#### [GIVEN EXERCISE A]
Duplicate the post on containerizing TwoFishes with persistent storage in full, without changing anything.
#### [GIVEN EXERCISE B]
In the entries, from the line with "203, 566, 223]" to the line with "listing-price: 1650 万", update every "house-icon" to "home-icon" and output only those lines, with everything else left as it is.
### DOCUMENT SECTION
Part 2: Containerizing and Running Foursquare's TwoFishes with Persistent Storage

In Part 1 of this two-part series, I looked at Forward and Reverse Geocoding using FourSquare's TwoFishes. I provided some background on TwoFishes, and shared some lessons that I learned on building the geospatial database/indices for forward and reverse geocoding.

Building the TwoFishes database/indices takes some significant time; its not something you want to do on startup. Once you have the database/indices built, you want to get it up and running. There's no better way than to use a Docker container to package up the Foursquare code, and our newly built database. So, in this blog, I will dive into the best way (IMHO) to containerize TwoFishes to account for its idosyncracies.

For example, after the container is built, and TwoFishes is starts up for the first time, it performs some secondary processesing of the database as it prepares to handle requests. This results in the creation of some additional files, which are ephemeral if you run this inside a docker container that doesn't have a volume. This processing takes some time (more than 5 minutes), so it's not something I want to happen every time the container starts. If you don't attach a volume to your container, that's exactly what will happen. For this purpose, I'm using an EFS volume to provide persistent storage for my TwoFishes container.
######
### RECORDS FOR PROCESSING
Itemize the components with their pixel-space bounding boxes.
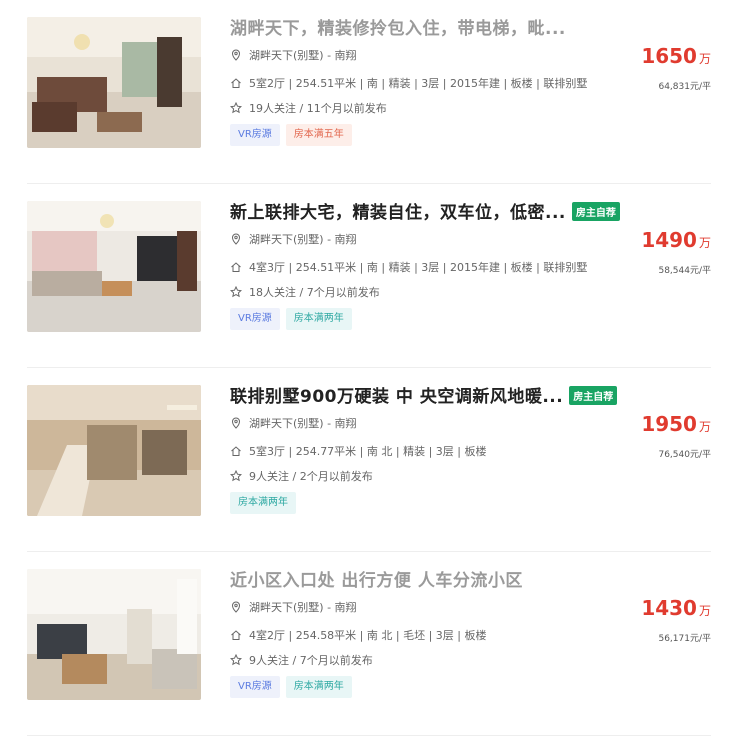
listing-title-text[interactable]: 新上联排大宅，精装自住，双车位，低密... [230, 203, 566, 223]
total-price: 1430 [641, 596, 697, 620]
house-icon [230, 445, 242, 457]
listing-follow: 18人关注 / 7个月以前发布 [230, 284, 380, 300]
unit-price: 58,544元/平 [658, 266, 711, 276]
listing-info: 4室3厅 | 254.51平米 | 南 | 精装 | 3层 | 2015年建 |… [230, 259, 587, 275]
unit-price: 76,540元/平 [658, 450, 711, 460]
map-pin-icon [230, 233, 242, 245]
listing-info-text: 4室2厅 | 254.58平米 | 南 北 | 毛坯 | 3层 | 板楼 [249, 629, 487, 642]
listing-photo[interactable] [27, 385, 201, 516]
tag-vr: VR房源 [230, 676, 280, 698]
owner-recommend-badge: 房主自荐 [571, 202, 620, 221]
listing-title-text[interactable]: 联排别墅900万硬装 中 央空调新风地暖... [230, 387, 563, 407]
listing-tags: VR房源 房本满两年 [230, 308, 352, 330]
listing-location: 湖畔天下(别墅) - 南翔 [230, 47, 357, 63]
listing-price: 1490 万 58,544元/平 [641, 228, 711, 276]
tag-vr: VR房源 [230, 124, 280, 146]
listing-item[interactable]: 近小区入口处 出行方便 人车分流小区 湖畔天下(别墅) - 南翔 4室2厅 | … [27, 552, 711, 736]
listing-follow: 19人关注 / 11个月以前发布 [230, 100, 387, 116]
listing-item[interactable]: 联排别墅900万硬装 中 央空调新风地暖... 房主自荐 湖畔天下(别墅) - 南… [27, 368, 711, 552]
listing-tags: VR房源 房本满两年 [230, 676, 352, 698]
listing-photo[interactable] [27, 201, 201, 332]
house-icon [230, 261, 242, 273]
map-pin-icon [230, 601, 242, 613]
tag-vr: VR房源 [230, 308, 280, 330]
total-price-unit: 万 [698, 52, 711, 66]
listing-info-text: 5室3厅 | 254.77平米 | 南 北 | 精装 | 3层 | 板楼 [249, 445, 487, 458]
owner-recommend-badge: 房主自荐 [569, 386, 618, 405]
listing-title[interactable]: 湖畔天下，精装修拎包入住，带电梯，毗... [230, 14, 566, 39]
listing-title[interactable]: 联排别墅900万硬装 中 央空调新风地暖... 房主自荐 [230, 382, 618, 407]
house-icon [230, 629, 242, 641]
star-icon [230, 470, 242, 482]
tag-two-years: 房本满两年 [285, 308, 352, 330]
total-price: 1650 [641, 44, 697, 68]
total-price: 1950 [641, 412, 697, 436]
listing-info: 5室2厅 | 254.51平米 | 南 | 精装 | 3层 | 2015年建 |… [230, 75, 587, 91]
listing-title[interactable]: 近小区入口处 出行方便 人车分流小区 [230, 566, 523, 591]
listing-location-text[interactable]: 湖畔天下(别墅) - 南翔 [249, 47, 357, 63]
listing-info: 4室2厅 | 254.58平米 | 南 北 | 毛坯 | 3层 | 板楼 [230, 627, 486, 643]
listing-follow-text: 9人关注 / 7个月以前发布 [249, 654, 373, 667]
listing-item[interactable]: 湖畔天下，精装修拎包入住，带电梯，毗... 湖畔天下(别墅) - 南翔 5室2厅… [27, 0, 711, 184]
listing-price: 1430 万 56,171元/平 [641, 596, 711, 644]
listing-price: 1650 万 64,831元/平 [641, 44, 711, 92]
listing-location-text[interactable]: 湖畔天下(别墅) - 南翔 [249, 415, 357, 431]
listing-follow-text: 9人关注 / 2个月以前发布 [249, 470, 373, 483]
listing-price: 1950 万 76,540元/平 [641, 412, 711, 460]
listing-follow-text: 19人关注 / 11个月以前发布 [249, 102, 387, 115]
unit-price: 64,831元/平 [658, 82, 711, 92]
listing-follow: 9人关注 / 7个月以前发布 [230, 652, 373, 668]
listing-title[interactable]: 新上联排大宅，精装自住，双车位，低密... 房主自荐 [230, 198, 620, 223]
listing-photo[interactable] [27, 569, 201, 700]
listing-location: 湖畔天下(别墅) - 南翔 [230, 231, 357, 247]
listing-location-text[interactable]: 湖畔天下(别墅) - 南翔 [249, 231, 357, 247]
star-icon [230, 286, 242, 298]
map-pin-icon [230, 417, 242, 429]
listing-tags: VR房源 房本满五年 [230, 124, 352, 146]
listing-info: 5室3厅 | 254.77平米 | 南 北 | 精装 | 3层 | 板楼 [230, 443, 486, 459]
star-icon [230, 654, 242, 666]
house-icon [230, 77, 242, 89]
listing-location: 湖畔天下(别墅) - 南翔 [230, 599, 357, 615]
listing-location: 湖畔天下(别墅) - 南翔 [230, 415, 357, 431]
listing-photo[interactable] [27, 17, 201, 148]
listing-follow-text: 18人关注 / 7个月以前发布 [249, 286, 380, 299]
tag-two-years: 房本满两年 [285, 676, 352, 698]
total-price-unit: 万 [698, 604, 711, 618]
listing-follow: 9人关注 / 2个月以前发布 [230, 468, 373, 484]
listing-item[interactable]: 新上联排大宅，精装自住，双车位，低密... 房主自荐 湖畔天下(别墅) - 南翔 … [27, 184, 711, 368]
star-icon [230, 102, 242, 114]
listing-info-text: 5室2厅 | 254.51平米 | 南 | 精装 | 3层 | 2015年建 |… [249, 77, 588, 90]
listing-tags: 房本满两年 [230, 492, 296, 514]
tag-two-years: 房本满两年 [230, 492, 296, 514]
listing-location-text[interactable]: 湖畔天下(别墅) - 南翔 [249, 599, 357, 615]
tag-five-years: 房本满五年 [285, 124, 352, 146]
total-price: 1490 [641, 228, 697, 252]
unit-price: 56,171元/平 [658, 634, 711, 644]
listing-info-text: 4室3厅 | 254.51平米 | 南 | 精装 | 3层 | 2015年建 |… [249, 261, 588, 274]
total-price-unit: 万 [698, 420, 711, 434]
map-pin-icon [230, 49, 242, 61]
total-price-unit: 万 [698, 236, 711, 250]
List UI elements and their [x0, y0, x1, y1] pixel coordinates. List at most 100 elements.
######
#### [EXPECTED OUTPUT A]
Part 2: Containerizing and Running Foursquare's TwoFishes with Persistent Storage

In Part 1 of this two-part series, I looked at Forward and Reverse Geocoding using FourSquare's TwoFishes. I provided some background on TwoFishes, and shared some lessons that I learned on building the geospatial database/indices for forward and reverse geocoding.

Building the TwoFishes database/indices takes some significant time; its not something you want to do on startup. Once you have the database/indices built, you want to get it up and running. There's no better way than to use a Docker container to package up the Foursquare code, and our newly built database. So, in this blog, I will dive into the best way (IMHO) to containerize TwoFishes to account for its idosyncracies.

For example, after the container is built, and TwoFishes is starts up for the first time, it performs some secondary processesing of the database as it prepares to handle requests. This results in the creation of some additional files, which are ephemeral if you run this inside a docker container that doesn't have a volume. This processing takes some time (more than 5 minutes), so it's not something I want to happen every time the container starts. If you don't attach a volume to your container, that's exactly what will happen. For this purpose, I'm using an EFS volume to provide persistent storage for my TwoFishes container.

#### [EXPECTED OUTPUT B]
listing-title-text[interactable]: 新上联排大宅，精装自住，双车位，低密... [230, 203, 566, 223]
total-price: 1430 [641, 596, 697, 620]
home-icon [230, 445, 242, 457]
listing-follow: 18人关注 / 7个月以前发布 [230, 284, 380, 300]
unit-price: 58,544元/平 [658, 266, 711, 276]
listing-info: 4室3厅 | 254.51平米 | 南 | 精装 | 3层 | 2015年建 |… [230, 259, 587, 275]
unit-price: 76,540元/平 [658, 450, 711, 460]
map-pin-icon [230, 233, 242, 245]
listing-info-text: 4室2厅 | 254.58平米 | 南 北 | 毛坯 | 3层 | 板楼 [249, 629, 487, 642]
listing-photo[interactable] [27, 385, 201, 516]
tag-vr: VR房源 [230, 676, 280, 698]
owner-recommend-badge: 房主自荐 [571, 202, 620, 221]
listing-title-text[interactable]: 联排别墅900万硬装 中 央空调新风地暖... [230, 387, 563, 407]
listing-tags: VR房源 房本满两年 [230, 308, 352, 330]
listing-location: 湖畔天下(别墅) - 南翔 [230, 47, 357, 63]
listing-price: 1490 万 58,544元/平 [641, 228, 711, 276]
tag-vr: VR房源 [230, 124, 280, 146]
listing-item[interactable]: 近小区入口处 出行方便 人车分流小区 湖畔天下(别墅) - 南翔 4室2厅 | … [27, 552, 711, 736]
listing-follow: 19人关注 / 11个月以前发布 [230, 100, 387, 116]
listing-item[interactable]: 联排别墅900万硬装 中 央空调新风地暖... 房主自荐 湖畔天下(别墅) - 南… [27, 368, 711, 552]
listing-tags: VR房源 房本满两年 [230, 676, 352, 698]
listing-photo[interactable] [27, 201, 201, 332]
home-icon [230, 261, 242, 273]
map-pin-icon [230, 601, 242, 613]
tag-vr: VR房源 [230, 308, 280, 330]
total-price-unit: 万 [698, 52, 711, 66]
listing-info-text: 5室3厅 | 254.77平米 | 南 北 | 精装 | 3层 | 板楼 [249, 445, 487, 458]
owner-recommend-badge: 房主自荐 [569, 386, 618, 405]
listing-title[interactable]: 湖畔天下，精装修拎包入住，带电梯，毗... [230, 14, 566, 39]
listing-title[interactable]: 联排别墅900万硬装 中 央空调新风地暖... 房主自荐 [230, 382, 618, 407]
home-icon [230, 629, 242, 641]
star-icon [230, 470, 242, 482]
tag-two-years: 房本满两年 [285, 308, 352, 330]
total-price: 1650 [641, 44, 697, 68]
total-price: 1950 [641, 412, 697, 436]
listing-info: 5室2厅 | 254.51平米 | 南 | 精装 | 3层 | 2015年建 |… [230, 75, 587, 91]
listing-title[interactable]: 近小区入口处 出行方便 人车分流小区 [230, 566, 523, 591]
listing-location-text[interactable]: 湖畔天下(别墅) - 南翔 [249, 47, 357, 63]
listing-info: 4室2厅 | 254.58平米 | 南 北 | 毛坯 | 3层 | 板楼 [230, 627, 486, 643]
listing-follow-text: 9人关注 / 7个月以前发布 [249, 654, 373, 667]
listing-item[interactable]: 湖畔天下，精装修拎包入住，带电梯，毗... 湖畔天下(别墅) - 南翔 5室2厅… [27, 0, 711, 184]
listing-price: 1430 万 56,171元/平 [641, 596, 711, 644]
listing-price: 1650 万 64,831元/平 [641, 44, 711, 92]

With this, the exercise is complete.